[Stored data]
Begin

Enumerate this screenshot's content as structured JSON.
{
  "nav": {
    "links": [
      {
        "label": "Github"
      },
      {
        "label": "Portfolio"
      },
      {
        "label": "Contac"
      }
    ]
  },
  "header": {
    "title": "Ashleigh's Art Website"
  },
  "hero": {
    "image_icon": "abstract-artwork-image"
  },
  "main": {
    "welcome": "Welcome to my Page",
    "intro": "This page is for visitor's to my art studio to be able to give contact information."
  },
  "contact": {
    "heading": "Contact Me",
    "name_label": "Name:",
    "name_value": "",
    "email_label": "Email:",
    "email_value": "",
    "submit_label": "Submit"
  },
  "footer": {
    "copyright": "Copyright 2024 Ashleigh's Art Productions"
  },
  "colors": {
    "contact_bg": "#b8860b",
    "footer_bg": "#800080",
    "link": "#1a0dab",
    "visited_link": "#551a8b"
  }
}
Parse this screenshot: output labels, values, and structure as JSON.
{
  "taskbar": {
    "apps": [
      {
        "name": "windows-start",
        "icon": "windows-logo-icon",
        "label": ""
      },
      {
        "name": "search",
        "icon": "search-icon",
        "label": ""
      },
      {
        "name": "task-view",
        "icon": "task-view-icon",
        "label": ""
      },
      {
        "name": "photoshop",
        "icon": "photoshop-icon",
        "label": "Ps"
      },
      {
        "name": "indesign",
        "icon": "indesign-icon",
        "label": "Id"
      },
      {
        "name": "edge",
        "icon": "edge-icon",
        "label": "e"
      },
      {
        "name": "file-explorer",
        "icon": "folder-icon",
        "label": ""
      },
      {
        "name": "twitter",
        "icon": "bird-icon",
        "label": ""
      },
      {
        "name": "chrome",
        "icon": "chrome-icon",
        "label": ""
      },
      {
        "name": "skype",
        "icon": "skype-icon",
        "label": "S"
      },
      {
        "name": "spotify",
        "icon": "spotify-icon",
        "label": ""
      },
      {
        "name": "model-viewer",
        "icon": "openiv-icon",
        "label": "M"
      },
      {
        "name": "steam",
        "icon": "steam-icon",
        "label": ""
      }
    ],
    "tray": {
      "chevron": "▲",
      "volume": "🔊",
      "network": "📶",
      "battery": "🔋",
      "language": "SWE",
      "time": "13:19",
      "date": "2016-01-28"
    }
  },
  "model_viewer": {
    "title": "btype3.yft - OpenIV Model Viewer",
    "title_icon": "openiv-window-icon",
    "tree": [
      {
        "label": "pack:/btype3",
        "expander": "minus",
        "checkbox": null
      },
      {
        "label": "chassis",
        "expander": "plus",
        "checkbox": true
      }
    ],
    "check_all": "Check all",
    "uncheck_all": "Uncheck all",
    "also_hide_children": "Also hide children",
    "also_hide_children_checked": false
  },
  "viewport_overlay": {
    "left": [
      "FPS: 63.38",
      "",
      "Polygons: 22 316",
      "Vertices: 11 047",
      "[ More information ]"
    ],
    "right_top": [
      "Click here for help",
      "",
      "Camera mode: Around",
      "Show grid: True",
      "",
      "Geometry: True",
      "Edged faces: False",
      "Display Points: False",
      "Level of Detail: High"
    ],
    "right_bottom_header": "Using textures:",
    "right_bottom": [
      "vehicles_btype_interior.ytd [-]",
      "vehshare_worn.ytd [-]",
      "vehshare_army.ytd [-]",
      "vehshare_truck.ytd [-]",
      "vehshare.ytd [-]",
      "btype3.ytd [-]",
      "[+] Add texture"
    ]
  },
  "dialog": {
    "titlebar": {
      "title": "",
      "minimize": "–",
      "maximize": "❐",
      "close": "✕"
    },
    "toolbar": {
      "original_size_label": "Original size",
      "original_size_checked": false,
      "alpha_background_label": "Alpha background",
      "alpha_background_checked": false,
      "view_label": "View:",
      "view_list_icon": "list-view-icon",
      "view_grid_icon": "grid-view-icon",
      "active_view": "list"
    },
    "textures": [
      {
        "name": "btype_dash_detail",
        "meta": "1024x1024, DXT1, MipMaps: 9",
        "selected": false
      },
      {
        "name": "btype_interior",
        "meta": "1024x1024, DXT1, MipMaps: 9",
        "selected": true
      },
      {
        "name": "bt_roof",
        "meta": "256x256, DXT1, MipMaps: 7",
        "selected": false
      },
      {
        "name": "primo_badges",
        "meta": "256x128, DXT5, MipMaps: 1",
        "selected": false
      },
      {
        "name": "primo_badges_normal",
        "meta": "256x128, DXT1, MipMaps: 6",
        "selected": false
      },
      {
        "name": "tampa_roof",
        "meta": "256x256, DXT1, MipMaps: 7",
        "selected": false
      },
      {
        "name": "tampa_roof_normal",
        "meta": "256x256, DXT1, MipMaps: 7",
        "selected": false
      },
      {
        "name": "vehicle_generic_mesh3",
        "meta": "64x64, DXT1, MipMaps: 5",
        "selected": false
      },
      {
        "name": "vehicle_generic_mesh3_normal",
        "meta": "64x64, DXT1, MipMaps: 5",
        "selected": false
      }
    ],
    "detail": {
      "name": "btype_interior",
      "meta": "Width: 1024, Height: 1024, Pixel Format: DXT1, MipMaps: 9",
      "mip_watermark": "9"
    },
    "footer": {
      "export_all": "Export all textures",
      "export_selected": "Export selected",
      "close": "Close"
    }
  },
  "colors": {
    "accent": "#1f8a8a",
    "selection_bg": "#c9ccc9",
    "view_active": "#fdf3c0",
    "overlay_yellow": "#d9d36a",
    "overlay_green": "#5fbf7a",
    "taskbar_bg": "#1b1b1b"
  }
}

End

* **REQUIREMENTS**
Every line above should be written out again exactly as it stands.

* **WRITTEN SOLUTION**
Enumerate this screenshot's content as structured JSON.
{
  "nav": {
    "links": [
      {
        "label": "Github"
      },
      {
        "label": "Portfolio"
      },
      {
        "label": "Contac"
      }
    ]
  },
  "header": {
    "title": "Ashleigh's Art Website"
  },
  "hero": {
    "image_icon": "abstract-artwork-image"
  },
  "main": {
    "welcome": "Welcome to my Page",
    "intro": "This page is for visitor's to my art studio to be able to give contact information."
  },
  "contact": {
    "heading": "Contact Me",
    "name_label": "Name:",
    "name_value": "",
    "email_label": "Email:",
    "email_value": "",
    "submit_label": "Submit"
  },
  "footer": {
    "copyright": "Copyright 2024 Ashleigh's Art Productions"
  },
  "colors": {
    "contact_bg": "#b8860b",
    "footer_bg": "#800080",
    "link": "#1a0dab",
    "visited_link": "#551a8b"
  }
}
Parse this screenshot: output labels, values, and structure as JSON.
{
  "taskbar": {
    "apps": [
      {
        "name": "windows-start",
        "icon": "windows-logo-icon",
        "label": ""
      },
      {
        "name": "search",
        "icon": "search-icon",
        "label": ""
      },
      {
        "name": "task-view",
        "icon": "task-view-icon",
        "label": ""
      },
      {
        "name": "photoshop",
        "icon": "photoshop-icon",
        "label": "Ps"
      },
      {
        "name": "indesign",
        "icon": "indesign-icon",
        "label": "Id"
      },
      {
        "name": "edge",
        "icon": "edge-icon",
        "label": "e"
      },
      {
        "name": "file-explorer",
        "icon": "folder-icon",
        "label": ""
      },
      {
        "name": "twitter",
        "icon": "bird-icon",
        "label": ""
      },
      {
        "name": "chrome",
        "icon": "chrome-icon",
        "label": ""
      },
      {
        "name": "skype",
        "icon": "skype-icon",
        "label": "S"
      },
      {
        "name": "spotify",
        "icon": "spotify-icon",
        "label": ""
      },
      {
        "name": "model-viewer",
        "icon": "openiv-icon",
        "label": "M"
      },
      {
        "name": "steam",
        "icon": "steam-icon",
        "label": ""
      }
    ],
    "tray": {
      "chevron": "▲",
      "volume": "🔊",
      "network": "📶",
      "battery": "🔋",
      "language": "SWE",
      "time": "13:19",
      "date": "2016-01-28"
    }
  },
  "model_viewer": {
    "title": "btype3.yft - OpenIV Model Viewer",
    "title_icon": "openiv-window-icon",
    "tree": [
      {
        "label": "pack:/btype3",
        "expander": "minus",
        "checkbox": null
      },
      {
        "label": "chassis",
        "expander": "plus",
        "checkbox": true
      }
    ],
    "check_all": "Check all",
    "uncheck_all": "Uncheck all",
    "also_hide_children": "Also hide children",
    "also_hide_children_checked": false
  },
  "viewport_overlay": {
    "left": [
      "FPS: 63.38",
      "",
      "Polygons: 22 316",
      "Vertices: 11 047",
      "[ More information ]"
    ],
    "right_top": [
      "Click here for help",
      "",
      "Camera mode: Around",
      "Show grid: True",
      "",
      "Geometry: True",
      "Edged faces: False",
      "Display Points: False",
      "Level of Detail: High"
    ],
    "right_bottom_header": "Using textures:",
    "right_bottom": [
      "vehicles_btype_interior.ytd [-]",
      "vehshare_worn.ytd [-]",
      "vehshare_army.ytd [-]",
      "vehshare_truck.ytd [-]",
      "vehshare.ytd [-]",
      "btype3.ytd [-]",
      "[+] Add texture"
    ]
  },
  "dialog": {
    "titlebar": {
      "title": "",
      "minimize": "–",
      "maximize": "❐",
      "close": "✕"
    },
    "toolbar": {
      "original_size_label": "Original size",
      "original_size_checked": false,
      "alpha_background_label": "Alpha background",
      "alpha_background_checked": false,
      "view_label": "View:",
      "view_list_icon": "list-view-icon",
      "view_grid_icon": "grid-view-icon",
      "active_view": "list"
    },
    "textures": [
      {
        "name": "btype_dash_detail",
        "meta": "1024x1024, DXT1, MipMaps: 9",
        "selected": false
      },
      {
        "name": "btype_interior",
        "meta": "1024x1024, DXT1, MipMaps: 9",
        "selected": true
      },
      {
        "name": "bt_roof",
        "meta": "256x256, DXT1, MipMaps: 7",
        "selected": false
      },
      {
        "name": "primo_badges",
        "meta": "256x128, DXT5, MipMaps: 1",
        "selected": false
      },
      {
        "name": "primo_badges_normal",
        "meta": "256x128, DXT1, MipMaps: 6",
        "selected": false
      },
      {
        "name": "tampa_roof",
        "meta": "256x256, DXT1, MipMaps: 7",
        "selected": false
      },
      {
        "name": "tampa_roof_normal",
        "meta": "256x256, DXT1, MipMaps: 7",
        "selected": false
      },
      {
        "name": "vehicle_generic_mesh3",
        "meta": "64x64, DXT1, MipMaps: 5",
        "selected": false
      },
      {
        "name": "vehicle_generic_mesh3_normal",
        "meta": "64x64, DXT1, MipMaps: 5",
        "selected": false
      }
    ],
    "detail": {
      "name": "btype_interior",
      "meta": "Width: 1024, Height: 1024, Pixel Format: DXT1, MipMaps: 9",
      "mip_watermark": "9"
    },
    "footer": {
      "export_all": "Export all textures",
      "export_selected": "Export selected",
      "close": "Close"
    }
  },
  "colors": {
    "accent": "#1f8a8a",
    "selection_bg": "#c9ccc9",
    "view_active": "#fdf3c0",
    "overlay_yellow": "#d9d36a",
    "overlay_green": "#5fbf7a",
    "taskbar_bg": "#1b1b1b"
  }
}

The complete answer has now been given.